## Begin

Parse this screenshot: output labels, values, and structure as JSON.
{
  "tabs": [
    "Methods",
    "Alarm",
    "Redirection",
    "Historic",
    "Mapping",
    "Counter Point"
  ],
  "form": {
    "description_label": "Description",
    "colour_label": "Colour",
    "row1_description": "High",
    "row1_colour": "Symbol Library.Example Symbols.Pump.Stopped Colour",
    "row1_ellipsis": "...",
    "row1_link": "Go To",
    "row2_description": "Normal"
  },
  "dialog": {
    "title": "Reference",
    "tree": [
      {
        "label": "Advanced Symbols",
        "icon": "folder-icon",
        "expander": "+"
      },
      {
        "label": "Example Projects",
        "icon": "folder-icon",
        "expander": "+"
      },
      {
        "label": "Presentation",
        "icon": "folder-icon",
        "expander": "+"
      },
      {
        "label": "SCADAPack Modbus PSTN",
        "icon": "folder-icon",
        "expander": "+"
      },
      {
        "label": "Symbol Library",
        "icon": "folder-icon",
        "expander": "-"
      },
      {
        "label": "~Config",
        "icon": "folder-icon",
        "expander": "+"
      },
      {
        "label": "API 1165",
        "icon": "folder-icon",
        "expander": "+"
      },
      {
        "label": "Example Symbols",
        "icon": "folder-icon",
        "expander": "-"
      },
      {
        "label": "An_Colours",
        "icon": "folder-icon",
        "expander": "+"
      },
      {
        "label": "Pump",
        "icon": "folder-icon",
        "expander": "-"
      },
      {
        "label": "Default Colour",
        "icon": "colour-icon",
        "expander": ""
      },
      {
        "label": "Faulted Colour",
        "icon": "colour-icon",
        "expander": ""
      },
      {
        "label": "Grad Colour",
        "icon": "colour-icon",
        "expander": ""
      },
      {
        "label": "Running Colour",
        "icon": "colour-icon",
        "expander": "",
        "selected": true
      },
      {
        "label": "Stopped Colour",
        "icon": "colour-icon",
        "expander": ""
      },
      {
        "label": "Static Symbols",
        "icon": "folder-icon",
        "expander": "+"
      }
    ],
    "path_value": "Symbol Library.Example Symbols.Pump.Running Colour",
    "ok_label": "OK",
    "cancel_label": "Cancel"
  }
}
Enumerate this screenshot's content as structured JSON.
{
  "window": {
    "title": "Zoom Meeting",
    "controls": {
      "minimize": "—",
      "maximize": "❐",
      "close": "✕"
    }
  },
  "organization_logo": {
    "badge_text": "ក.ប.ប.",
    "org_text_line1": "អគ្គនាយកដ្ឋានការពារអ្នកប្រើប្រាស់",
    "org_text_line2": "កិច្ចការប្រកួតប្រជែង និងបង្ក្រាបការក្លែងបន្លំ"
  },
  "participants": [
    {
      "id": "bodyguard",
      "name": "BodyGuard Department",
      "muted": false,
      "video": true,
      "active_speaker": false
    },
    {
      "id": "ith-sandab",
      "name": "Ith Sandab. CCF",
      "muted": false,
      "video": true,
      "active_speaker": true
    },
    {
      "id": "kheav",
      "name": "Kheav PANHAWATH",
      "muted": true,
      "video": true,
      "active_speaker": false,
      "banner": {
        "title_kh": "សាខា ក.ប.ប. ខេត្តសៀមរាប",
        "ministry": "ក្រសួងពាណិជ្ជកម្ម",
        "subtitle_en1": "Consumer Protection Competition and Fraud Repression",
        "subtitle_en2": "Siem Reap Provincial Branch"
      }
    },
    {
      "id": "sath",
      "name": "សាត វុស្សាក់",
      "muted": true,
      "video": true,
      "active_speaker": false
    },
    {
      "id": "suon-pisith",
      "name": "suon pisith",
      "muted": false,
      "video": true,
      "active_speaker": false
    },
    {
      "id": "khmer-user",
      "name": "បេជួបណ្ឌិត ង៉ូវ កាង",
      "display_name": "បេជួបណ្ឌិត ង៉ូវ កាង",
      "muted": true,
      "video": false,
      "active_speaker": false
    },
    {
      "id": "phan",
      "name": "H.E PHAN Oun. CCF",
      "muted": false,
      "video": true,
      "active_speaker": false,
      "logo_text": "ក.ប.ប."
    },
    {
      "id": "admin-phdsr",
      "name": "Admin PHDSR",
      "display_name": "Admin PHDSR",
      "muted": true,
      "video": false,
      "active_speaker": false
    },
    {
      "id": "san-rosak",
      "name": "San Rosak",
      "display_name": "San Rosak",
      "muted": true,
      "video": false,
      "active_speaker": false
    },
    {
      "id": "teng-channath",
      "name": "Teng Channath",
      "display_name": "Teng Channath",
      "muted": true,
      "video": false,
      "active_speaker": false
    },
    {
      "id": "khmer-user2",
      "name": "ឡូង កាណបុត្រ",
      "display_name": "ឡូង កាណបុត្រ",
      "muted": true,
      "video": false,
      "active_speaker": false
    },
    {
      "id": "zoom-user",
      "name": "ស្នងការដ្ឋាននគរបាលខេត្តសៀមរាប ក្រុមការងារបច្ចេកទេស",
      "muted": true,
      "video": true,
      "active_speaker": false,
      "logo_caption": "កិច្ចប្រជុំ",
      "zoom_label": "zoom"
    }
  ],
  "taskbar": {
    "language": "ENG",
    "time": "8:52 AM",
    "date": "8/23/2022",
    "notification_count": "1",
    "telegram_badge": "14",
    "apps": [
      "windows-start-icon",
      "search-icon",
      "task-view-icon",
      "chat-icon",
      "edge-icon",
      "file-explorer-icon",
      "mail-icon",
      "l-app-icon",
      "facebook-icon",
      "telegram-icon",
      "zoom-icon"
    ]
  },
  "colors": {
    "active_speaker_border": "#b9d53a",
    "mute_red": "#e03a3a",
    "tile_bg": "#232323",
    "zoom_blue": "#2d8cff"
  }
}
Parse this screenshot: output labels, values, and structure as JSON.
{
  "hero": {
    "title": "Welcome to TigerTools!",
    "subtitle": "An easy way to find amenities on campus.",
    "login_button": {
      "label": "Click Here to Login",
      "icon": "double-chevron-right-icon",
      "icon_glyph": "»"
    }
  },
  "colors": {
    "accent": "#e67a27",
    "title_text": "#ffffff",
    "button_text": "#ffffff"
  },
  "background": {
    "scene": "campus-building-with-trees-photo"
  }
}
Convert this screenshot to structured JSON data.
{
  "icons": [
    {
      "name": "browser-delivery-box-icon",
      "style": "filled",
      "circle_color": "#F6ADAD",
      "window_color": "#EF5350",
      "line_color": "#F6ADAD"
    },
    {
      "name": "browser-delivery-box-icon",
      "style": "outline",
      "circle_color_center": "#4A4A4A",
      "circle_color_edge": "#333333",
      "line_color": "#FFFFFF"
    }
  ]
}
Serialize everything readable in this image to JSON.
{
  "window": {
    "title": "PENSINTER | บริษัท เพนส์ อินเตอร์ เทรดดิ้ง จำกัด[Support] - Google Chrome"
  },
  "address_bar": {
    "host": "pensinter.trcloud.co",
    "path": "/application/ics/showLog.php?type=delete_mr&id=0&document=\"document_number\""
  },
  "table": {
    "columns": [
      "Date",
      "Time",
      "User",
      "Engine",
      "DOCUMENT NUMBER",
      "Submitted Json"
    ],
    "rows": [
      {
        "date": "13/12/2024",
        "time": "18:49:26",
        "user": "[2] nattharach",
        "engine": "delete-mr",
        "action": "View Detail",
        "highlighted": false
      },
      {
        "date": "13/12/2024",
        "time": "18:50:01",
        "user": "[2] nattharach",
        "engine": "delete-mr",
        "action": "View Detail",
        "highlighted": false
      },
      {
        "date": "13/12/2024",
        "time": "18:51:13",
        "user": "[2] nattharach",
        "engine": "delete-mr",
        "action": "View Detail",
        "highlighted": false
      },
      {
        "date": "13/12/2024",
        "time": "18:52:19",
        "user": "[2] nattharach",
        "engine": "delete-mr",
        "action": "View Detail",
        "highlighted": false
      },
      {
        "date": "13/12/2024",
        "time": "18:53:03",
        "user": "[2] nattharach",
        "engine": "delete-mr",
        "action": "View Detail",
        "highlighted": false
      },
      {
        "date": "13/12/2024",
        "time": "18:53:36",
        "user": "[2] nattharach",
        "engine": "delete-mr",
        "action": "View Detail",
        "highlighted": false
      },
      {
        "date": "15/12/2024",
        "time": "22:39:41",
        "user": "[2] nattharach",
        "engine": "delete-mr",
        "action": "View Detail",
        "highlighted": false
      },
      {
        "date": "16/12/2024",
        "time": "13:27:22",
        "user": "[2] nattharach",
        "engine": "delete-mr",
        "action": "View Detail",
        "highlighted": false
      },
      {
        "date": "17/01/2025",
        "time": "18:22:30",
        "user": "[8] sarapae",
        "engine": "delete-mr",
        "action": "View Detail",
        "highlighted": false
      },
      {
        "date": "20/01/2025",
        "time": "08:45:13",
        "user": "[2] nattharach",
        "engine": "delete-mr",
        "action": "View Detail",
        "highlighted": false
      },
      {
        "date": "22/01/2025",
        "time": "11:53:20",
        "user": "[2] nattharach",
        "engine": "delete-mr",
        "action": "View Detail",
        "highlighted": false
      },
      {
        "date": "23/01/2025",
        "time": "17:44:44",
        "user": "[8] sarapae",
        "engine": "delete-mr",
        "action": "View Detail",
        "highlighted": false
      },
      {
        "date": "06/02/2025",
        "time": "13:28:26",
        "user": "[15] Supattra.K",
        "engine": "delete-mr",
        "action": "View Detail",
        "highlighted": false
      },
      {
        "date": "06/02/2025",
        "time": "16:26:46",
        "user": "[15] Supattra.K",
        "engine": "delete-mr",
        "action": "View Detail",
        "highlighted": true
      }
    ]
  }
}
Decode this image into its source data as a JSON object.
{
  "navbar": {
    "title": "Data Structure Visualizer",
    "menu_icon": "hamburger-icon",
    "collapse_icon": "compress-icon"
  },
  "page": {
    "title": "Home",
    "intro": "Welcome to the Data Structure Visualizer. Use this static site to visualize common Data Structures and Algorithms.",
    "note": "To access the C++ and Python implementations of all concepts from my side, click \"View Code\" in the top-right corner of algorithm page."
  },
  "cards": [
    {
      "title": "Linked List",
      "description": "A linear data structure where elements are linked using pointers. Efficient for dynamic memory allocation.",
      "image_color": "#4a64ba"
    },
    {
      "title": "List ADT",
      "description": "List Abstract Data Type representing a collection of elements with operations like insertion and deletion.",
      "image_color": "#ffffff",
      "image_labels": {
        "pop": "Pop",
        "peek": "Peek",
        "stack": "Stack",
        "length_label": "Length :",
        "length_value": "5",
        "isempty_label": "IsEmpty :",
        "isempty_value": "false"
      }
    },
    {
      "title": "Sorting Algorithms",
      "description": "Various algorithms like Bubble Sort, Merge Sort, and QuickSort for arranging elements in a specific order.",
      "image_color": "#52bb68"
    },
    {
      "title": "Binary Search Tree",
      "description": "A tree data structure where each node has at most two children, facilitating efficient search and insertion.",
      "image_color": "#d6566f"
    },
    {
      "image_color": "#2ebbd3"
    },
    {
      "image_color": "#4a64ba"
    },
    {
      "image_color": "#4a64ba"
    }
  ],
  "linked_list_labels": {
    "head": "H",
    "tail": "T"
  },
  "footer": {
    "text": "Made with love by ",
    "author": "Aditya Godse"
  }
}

## End

*WHAT TO PRODUCE*
Wherever the string "like" appears in the entries above, list that line.

*TASK RESPONSE*
      "description": "List Abstract Data Type representing a collection of elements with operations like insertion and deletion.",
      "description": "Various algorithms like Bubble Sort, Merge Sort, and QuickSort for arranging elements in a specific order.",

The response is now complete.